§ **Task details**:
All entries are to be given again verbatim.
--- Begin Dataset rows ---
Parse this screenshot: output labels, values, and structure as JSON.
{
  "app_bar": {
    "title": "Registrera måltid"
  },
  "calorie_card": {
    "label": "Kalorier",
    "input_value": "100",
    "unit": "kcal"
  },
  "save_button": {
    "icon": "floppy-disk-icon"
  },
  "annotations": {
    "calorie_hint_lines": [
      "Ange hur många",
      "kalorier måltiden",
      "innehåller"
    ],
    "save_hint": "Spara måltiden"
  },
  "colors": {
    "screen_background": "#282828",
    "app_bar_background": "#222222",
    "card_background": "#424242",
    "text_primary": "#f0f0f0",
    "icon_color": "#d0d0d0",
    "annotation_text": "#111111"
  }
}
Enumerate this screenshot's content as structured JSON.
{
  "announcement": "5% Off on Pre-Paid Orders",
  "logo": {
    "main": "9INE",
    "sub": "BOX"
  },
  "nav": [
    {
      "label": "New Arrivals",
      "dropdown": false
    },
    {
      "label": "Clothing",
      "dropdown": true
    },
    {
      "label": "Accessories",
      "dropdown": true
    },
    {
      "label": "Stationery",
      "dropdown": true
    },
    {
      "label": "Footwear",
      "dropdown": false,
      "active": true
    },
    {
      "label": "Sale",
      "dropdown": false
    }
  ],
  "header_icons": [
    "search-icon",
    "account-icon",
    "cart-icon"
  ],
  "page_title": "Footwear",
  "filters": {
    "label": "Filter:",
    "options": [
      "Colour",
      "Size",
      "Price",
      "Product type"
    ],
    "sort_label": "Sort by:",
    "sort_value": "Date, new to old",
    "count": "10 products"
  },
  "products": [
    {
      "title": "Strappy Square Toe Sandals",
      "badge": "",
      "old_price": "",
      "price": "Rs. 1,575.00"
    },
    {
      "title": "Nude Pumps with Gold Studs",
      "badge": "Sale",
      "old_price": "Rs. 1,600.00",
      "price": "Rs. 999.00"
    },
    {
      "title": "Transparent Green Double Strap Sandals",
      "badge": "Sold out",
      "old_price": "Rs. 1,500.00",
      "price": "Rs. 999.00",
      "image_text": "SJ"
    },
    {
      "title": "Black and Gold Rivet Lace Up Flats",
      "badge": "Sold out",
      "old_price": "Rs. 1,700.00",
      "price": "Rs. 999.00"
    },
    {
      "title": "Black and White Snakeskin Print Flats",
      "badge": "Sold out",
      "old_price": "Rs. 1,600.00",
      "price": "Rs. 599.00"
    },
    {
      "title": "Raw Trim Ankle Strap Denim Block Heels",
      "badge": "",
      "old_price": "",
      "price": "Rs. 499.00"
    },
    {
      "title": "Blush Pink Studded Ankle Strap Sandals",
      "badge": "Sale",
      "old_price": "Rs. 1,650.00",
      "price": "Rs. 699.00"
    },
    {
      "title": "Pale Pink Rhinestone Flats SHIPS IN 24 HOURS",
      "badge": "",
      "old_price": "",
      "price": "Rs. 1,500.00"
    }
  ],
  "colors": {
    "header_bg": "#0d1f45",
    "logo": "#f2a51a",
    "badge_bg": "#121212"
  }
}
--- End Dataset rows ---
§ **Answer to the problem**:
Parse this screenshot: output labels, values, and structure as JSON.
{
  "app_bar": {
    "title": "Registrera måltid"
  },
  "calorie_card": {
    "label": "Kalorier",
    "input_value": "100",
    "unit": "kcal"
  },
  "save_button": {
    "icon": "floppy-disk-icon"
  },
  "annotations": {
    "calorie_hint_lines": [
      "Ange hur många",
      "kalorier måltiden",
      "innehåller"
    ],
    "save_hint": "Spara måltiden"
  },
  "colors": {
    "screen_background": "#282828",
    "app_bar_background": "#222222",
    "card_background": "#424242",
    "text_primary": "#f0f0f0",
    "icon_color": "#d0d0d0",
    "annotation_text": "#111111"
  }
}
Enumerate this screenshot's content as structured JSON.
{
  "announcement": "5% Off on Pre-Paid Orders",
  "logo": {
    "main": "9INE",
    "sub": "BOX"
  },
  "nav": [
    {
      "label": "New Arrivals",
      "dropdown": false
    },
    {
      "label": "Clothing",
      "dropdown": true
    },
    {
      "label": "Accessories",
      "dropdown": true
    },
    {
      "label": "Stationery",
      "dropdown": true
    },
    {
      "label": "Footwear",
      "dropdown": false,
      "active": true
    },
    {
      "label": "Sale",
      "dropdown": false
    }
  ],
  "header_icons": [
    "search-icon",
    "account-icon",
    "cart-icon"
  ],
  "page_title": "Footwear",
  "filters": {
    "label": "Filter:",
    "options": [
      "Colour",
      "Size",
      "Price",
      "Product type"
    ],
    "sort_label": "Sort by:",
    "sort_value": "Date, new to old",
    "count": "10 products"
  },
  "products": [
    {
      "title": "Strappy Square Toe Sandals",
      "badge": "",
      "old_price": "",
      "price": "Rs. 1,575.00"
    },
    {
      "title": "Nude Pumps with Gold Studs",
      "badge": "Sale",
      "old_price": "Rs. 1,600.00",
      "price": "Rs. 999.00"
    },
    {
      "title": "Transparent Green Double Strap Sandals",
      "badge": "Sold out",
      "old_price": "Rs. 1,500.00",
      "price": "Rs. 999.00",
      "image_text": "SJ"
    },
    {
      "title": "Black and Gold Rivet Lace Up Flats",
      "badge": "Sold out",
      "old_price": "Rs. 1,700.00",
      "price": "Rs. 999.00"
    },
    {
      "title": "Black and White Snakeskin Print Flats",
      "badge": "Sold out",
      "old_price": "Rs. 1,600.00",
      "price": "Rs. 599.00"
    },
    {
      "title": "Raw Trim Ankle Strap Denim Block Heels",
      "badge": "",
      "old_price": "",
      "price": "Rs. 499.00"
    },
    {
      "title": "Blush Pink Studded Ankle Strap Sandals",
      "badge": "Sale",
      "old_price": "Rs. 1,650.00",
      "price": "Rs. 699.00"
    },
    {
      "title": "Pale Pink Rhinestone Flats SHIPS IN 24 HOURS",
      "badge": "",
      "old_price": "",
      "price": "Rs. 1,500.00"
    }
  ],
  "colors": {
    "header_bg": "#0d1f45",
    "logo": "#f2a51a",
    "badge_bg": "#121212"
  }
}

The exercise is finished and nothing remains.